▸ **Task goal**: Search the data for the word "JSON". Reproduce every line where it is found.
— Start of Records provided —
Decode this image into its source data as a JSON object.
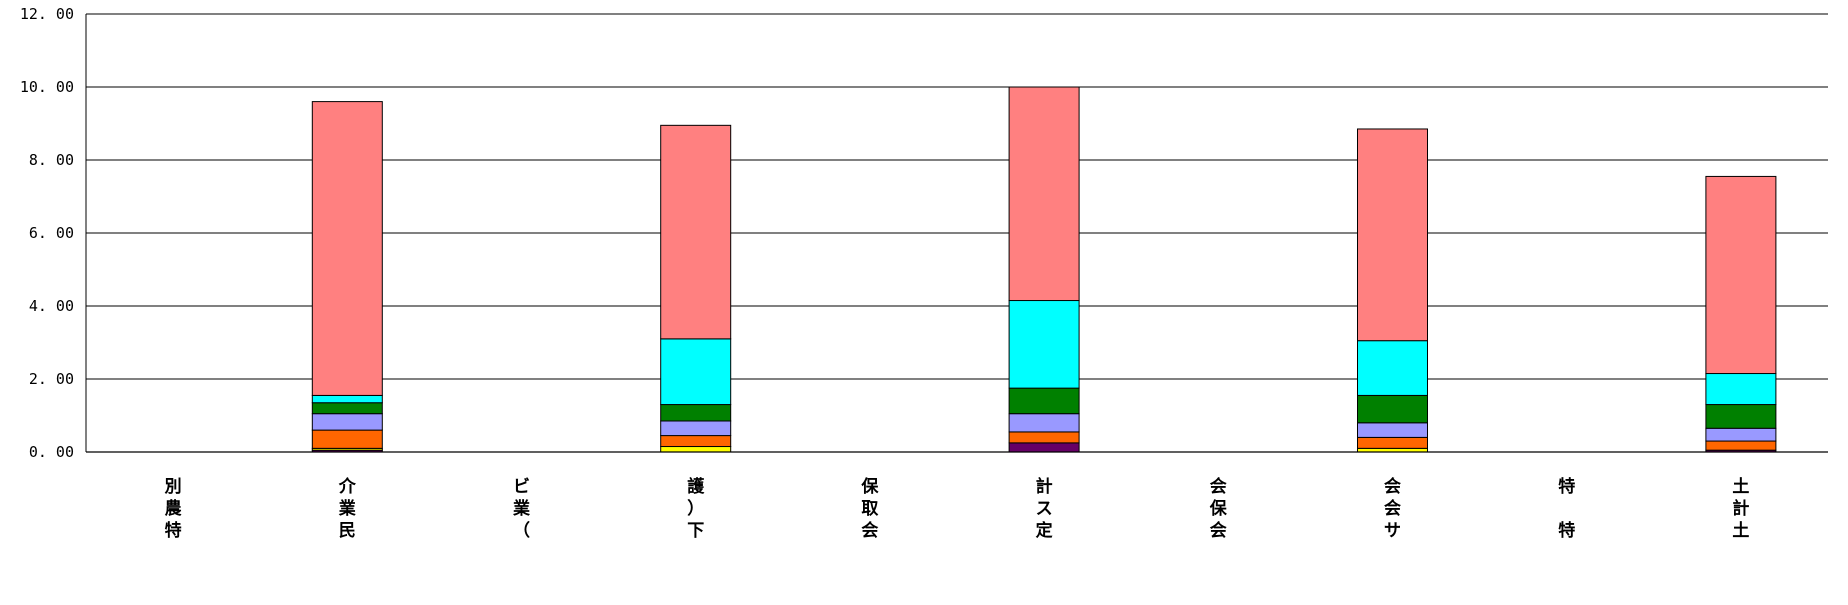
{
  "chart_data": {
    "type": "bar",
    "stacked": true,
    "title": "",
    "xlabel": "",
    "ylabel": "",
    "ylim": [
      0,
      12
    ],
    "yticks": [
      "0.00",
      "2.00",
      "4.00",
      "6.00",
      "8.00",
      "10.00",
      "12.00"
    ],
    "grid": true,
    "legend": "none",
    "categories": [
      "別\n農\n特",
      "介\n業\n民",
      "ビ\n業\n（",
      "護\n）\n下",
      "保\n取\n会",
      "計\nス\n定",
      "会\n保\n会",
      "会\n会\nサ",
      "特\n\n特",
      "土\n計\n土"
    ],
    "series": [
      {
        "color": "#660066",
        "values": [
          0,
          0.05,
          0,
          0,
          0,
          0.25,
          0,
          0,
          0,
          0.05
        ]
      },
      {
        "color": "#ffff00",
        "values": [
          0,
          0.05,
          0,
          0.15,
          0,
          0,
          0,
          0.1,
          0,
          0
        ]
      },
      {
        "color": "#ff6600",
        "values": [
          0,
          0.5,
          0,
          0.3,
          0,
          0.3,
          0,
          0.3,
          0,
          0.25
        ]
      },
      {
        "color": "#9999ff",
        "values": [
          0,
          0.45,
          0,
          0.4,
          0,
          0.5,
          0,
          0.4,
          0,
          0.35
        ]
      },
      {
        "color": "#008000",
        "values": [
          0,
          0.3,
          0,
          0.45,
          0,
          0.7,
          0,
          0.75,
          0,
          0.65
        ]
      },
      {
        "color": "#00ffff",
        "values": [
          0,
          0.2,
          0,
          1.8,
          0,
          2.4,
          0,
          1.5,
          0,
          0.85
        ]
      },
      {
        "color": "#ff8080",
        "values": [
          0,
          8.05,
          0,
          5.85,
          0,
          5.85,
          0,
          5.8,
          0,
          5.4
        ]
      }
    ]
  }
}
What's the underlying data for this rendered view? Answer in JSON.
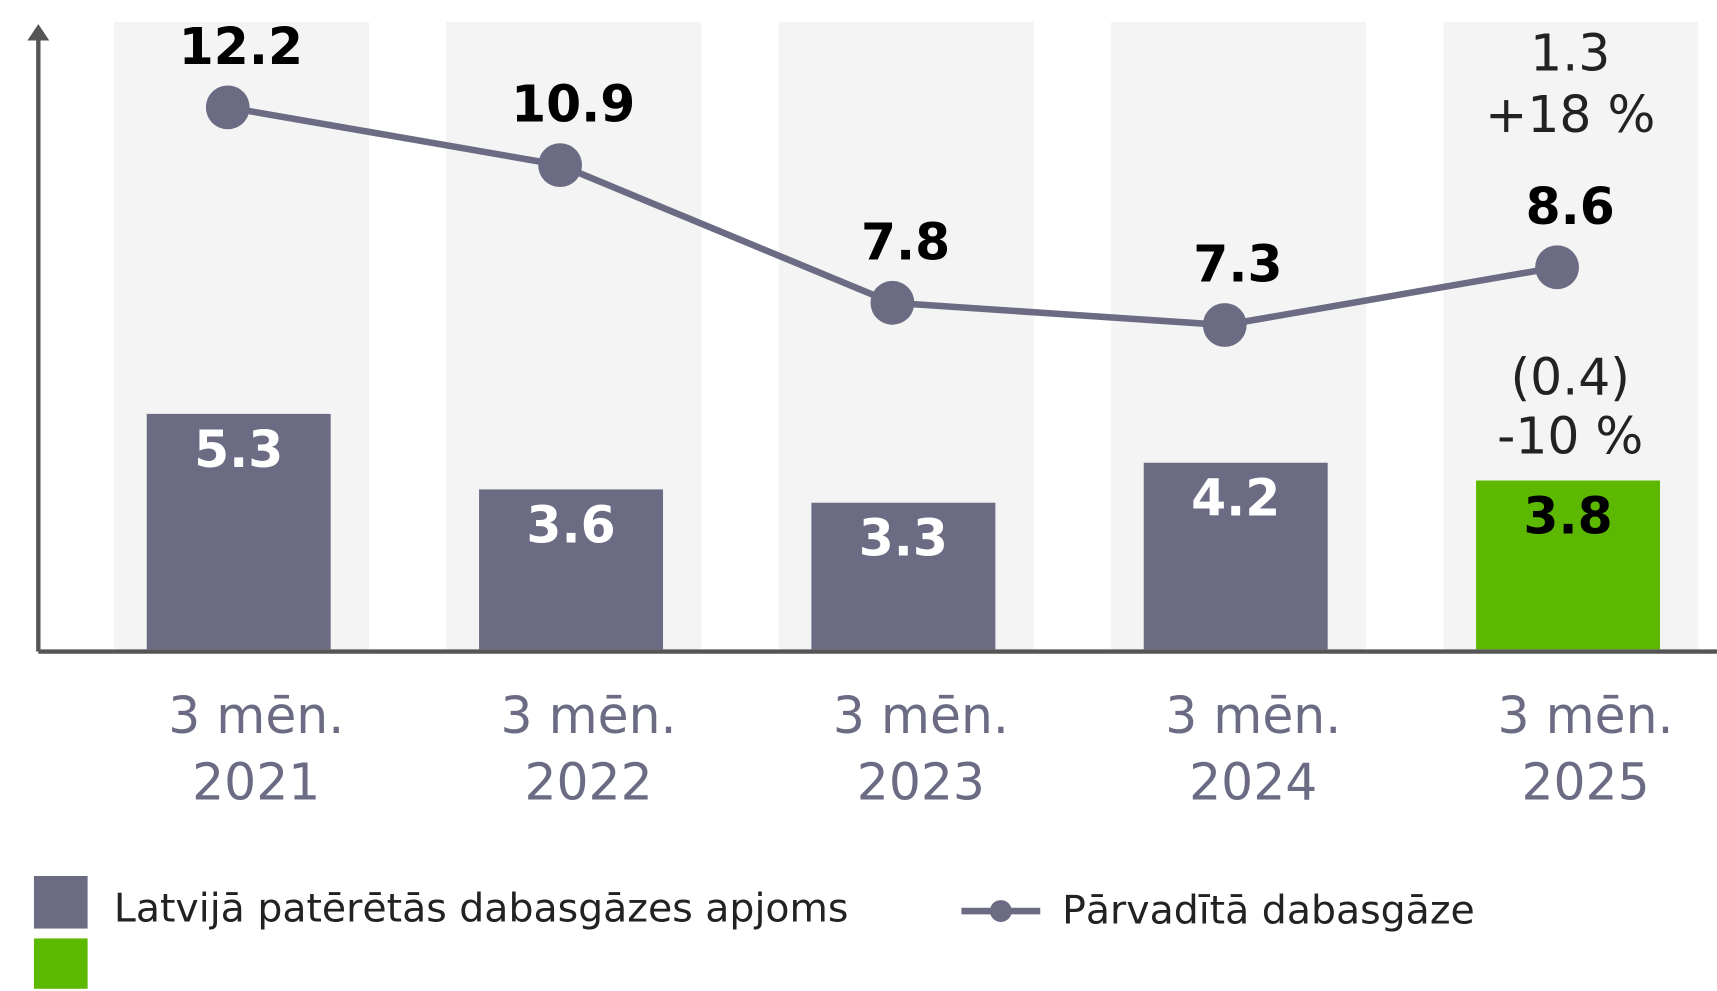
— End of Records provided —
▸ **The completed task**:
Decode this image into its source data as a JSON object.
What's the underlying data for this rendered view? Answer in JSON.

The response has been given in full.